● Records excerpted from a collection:
§
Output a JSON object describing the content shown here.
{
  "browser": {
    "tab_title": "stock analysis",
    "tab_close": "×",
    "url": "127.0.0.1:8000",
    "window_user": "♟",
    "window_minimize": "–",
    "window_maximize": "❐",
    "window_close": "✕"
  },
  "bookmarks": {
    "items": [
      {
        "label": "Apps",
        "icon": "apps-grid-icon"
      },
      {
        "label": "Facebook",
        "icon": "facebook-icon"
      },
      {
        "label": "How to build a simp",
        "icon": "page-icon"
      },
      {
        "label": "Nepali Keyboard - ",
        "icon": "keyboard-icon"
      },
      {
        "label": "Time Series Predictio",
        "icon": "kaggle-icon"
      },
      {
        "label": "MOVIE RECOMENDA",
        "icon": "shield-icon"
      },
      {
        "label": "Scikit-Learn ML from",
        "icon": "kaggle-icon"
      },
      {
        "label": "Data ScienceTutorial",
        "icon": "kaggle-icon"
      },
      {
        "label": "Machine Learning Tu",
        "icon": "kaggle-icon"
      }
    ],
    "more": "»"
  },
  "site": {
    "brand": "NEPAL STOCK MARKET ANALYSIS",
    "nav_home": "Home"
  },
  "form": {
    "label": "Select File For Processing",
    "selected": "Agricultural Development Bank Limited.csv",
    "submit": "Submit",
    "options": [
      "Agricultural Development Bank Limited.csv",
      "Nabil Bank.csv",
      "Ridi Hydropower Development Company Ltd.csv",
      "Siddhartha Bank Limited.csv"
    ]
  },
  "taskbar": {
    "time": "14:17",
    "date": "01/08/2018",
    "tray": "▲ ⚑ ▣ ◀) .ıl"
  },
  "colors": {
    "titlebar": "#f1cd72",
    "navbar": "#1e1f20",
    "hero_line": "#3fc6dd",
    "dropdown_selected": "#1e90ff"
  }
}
§
Going through the records above, state how many lines carry "Limited", with no other text.

3